▶ _Page extract_

— begin —

We shall give an informal sketch using the concept of parse-trees. A complete formal proof of the lemma can be found in Appendix A. For any $u, v$, we have that $[u: v]$ is the sum of all $v$-snipped parse-trees rooted at $u$. For any parse-tree, since $|\operatorname{Var}(u)| \geq m$ and $|\operatorname{Var}(v)|<m$ and $\operatorname{Var}(\cdot)$ is a monotonically non-increasing function as we move towards the leaves, there must be a unique edge $(w, z) \in \mathcal{F}_{m, v}^{\times} \cup \mathcal{F}_{m, v}^{+}$on its right-most path such that $|\operatorname{Var}(w)| \geq m$ and $|\operatorname{Var}(z)|<m$.

If $(w, z) \in \mathcal{F}_{m, v}^{\times}$, then $w=w_{L} \times z$ is a multiplication gate. Therefore, the sum of the values of all $v$-snipped parse-trees with $w$ (and hence the edge $(w, z)$ ) on its rightmost path is exactly $[u: w][w: v]=[u: w]\left[w_{L}\right][z: v]$.

— end —

▶ _Problem set_
a. In the proof sketch on parse-trees, why must every parse-tree have a unique edge $(w, z)$ on its right-most path with $|\operatorname{Var}(w)| \geq m$ and $|\operatorname{Var}(z)|<m$? Answer in one to three sentences.
b. Pick up the proof sketch on parse-trees after its last sentence and continue it.
The records have no connection to the proof sketch on parse-trees.

▶ _Material_
— begin —

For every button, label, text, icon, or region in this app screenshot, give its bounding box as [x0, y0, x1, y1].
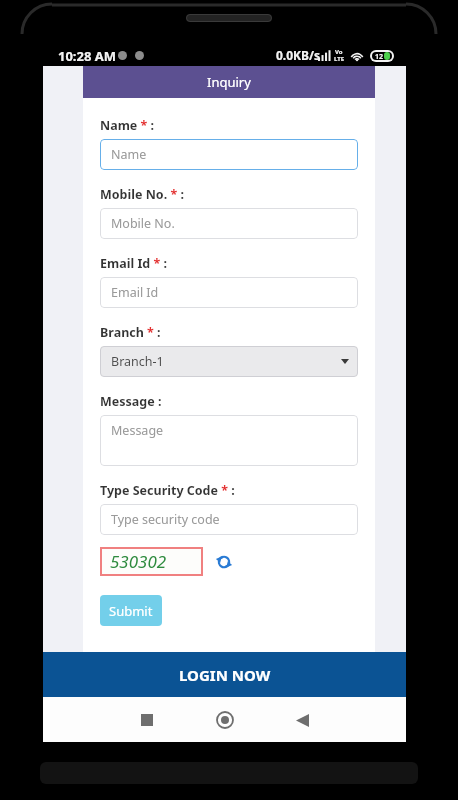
staticText: Email Id * :: [100, 255, 167, 272]
staticText: 0.0KB/s: [276, 47, 321, 63]
staticText: Vo: [335, 48, 343, 56]
staticText: Submit: [109, 602, 153, 620]
button[interactable]: Inquiry: [83, 66, 375, 98]
staticText: Mobile No.: [111, 215, 175, 232]
staticText: LTE: [334, 55, 345, 63]
button[interactable]: Name: [100, 139, 358, 170]
staticText: 10:28 AM: [58, 47, 117, 65]
button[interactable]: Branch-1: [100, 346, 358, 377]
staticText: Name: [111, 146, 147, 163]
staticText: 12: [375, 52, 384, 60]
staticText: Message :: [100, 393, 162, 410]
button[interactable]: Refresh security code: [213, 551, 235, 573]
staticText: Type security code: [111, 511, 220, 528]
button[interactable]: Home: [207, 702, 243, 738]
staticText: LOGIN NOW: [179, 665, 271, 685]
button[interactable]: Email Id: [100, 277, 358, 308]
button[interactable]: Recents: [129, 702, 165, 738]
button[interactable]: Type security code: [100, 504, 358, 535]
staticText: 530302: [110, 550, 167, 573]
staticText: Inquiry: [207, 73, 251, 91]
staticText: Type Security Code * :: [100, 482, 235, 499]
staticText: Branch * :: [100, 324, 161, 341]
staticText: Branch-1: [111, 353, 164, 370]
button[interactable]: Mobile No.: [100, 208, 358, 239]
button[interactable]: LOGIN NOW: [43, 652, 406, 697]
staticText: Message: [111, 422, 164, 439]
staticText: Email Id: [111, 284, 159, 301]
staticText: Mobile No. * :: [100, 186, 184, 203]
staticText: Name * :: [100, 117, 155, 134]
button[interactable]: Message: [100, 415, 358, 466]
button[interactable]: Submit: [100, 595, 162, 626]
button[interactable]: Back: [284, 702, 320, 738]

— end —

▶ _Expected responses_
a. The root $u$ has $|\operatorname{Var}(u)| \geq m$ and $v$ has $|\operatorname{Var}(v)|<m$. $\operatorname{Var}(\cdot)$ is monotonically non-increasing as one moves toward the leaves. So the right-most path must pass from nodes with at least $m$ variables to nodes with fewer than $m$ at exactly one edge, which lies in $\mathcal{F}_{m, v}^{\times} \cup \mathcal{F}_{m, v}^{+}$.

b.
If $(w, z) \in \mathcal{F}_{m, v}^{+}$, then $w=w_{1}+z$ is an addition gate. Then, $[u: w] \cdot[w: v]$ is the sum of all $v$-snipped parse-trees with $w$ on its rightmost path and $[u: w][w: v]=[u: w]\left[w_{1}\right.$ : $v]+[u: w][z: v]$. Each $v$-snipped parse-tree with $w$ on its rightmost path either has $\left(w, w_{1}\right)$ on the rightmost path or $(w, z)$. The term $[u: w]\left[w_{1}: v\right]$ is precisely the sum of the values of such $^{4}$ parse-trees with $\left(w, w_{1}\right)$ on its rightmost path, and $[u: w][z: v]$ is precisely the sum of the values of those parse-trees with $(w, z)$ on its rightmost path.

[^1]Since the rightmost path of any $v$-snipped parse-tree rooted at $u$ has a unique edge $(w, z) \in \mathcal{F}_{m, v}^{\times} \cup \mathcal{F}_{m, v}^{+}$, summing over all such potential edges gives

$$
[u: v]=\sum_{(w, z) \in \mathcal{F}_{m, v}^{\times}}[u: w] \cdot\left[w_{L}\right] \cdot[z: v]+\sum_{(w, z) \in \mathcal{F}_{m, v}^{+}}[u: w] \cdot[z: v] .
$$

## 5 Balancing syntactically multilinear circuits

In this section, we prove the following theorem.

- Theorem 20. Suppose $C$ is an algebraic circuit of size $s$. Then, there is a circuit $C^{\prime}$ of size poly(s) computing the same polynomial with the following structural properties.
- all addition gates in $C^{\prime}$ have fan-in $O\left(s^{4}\right)$,
- all multiplication gates in $C^{\prime}$ have fan-in at most 5 ,
- for any multiplication gate $g \in C^{\prime}$, any child $h$ of $g$ satisfies $|\operatorname{Var}(h)| \leq|\operatorname{Var}(g)| / 2$.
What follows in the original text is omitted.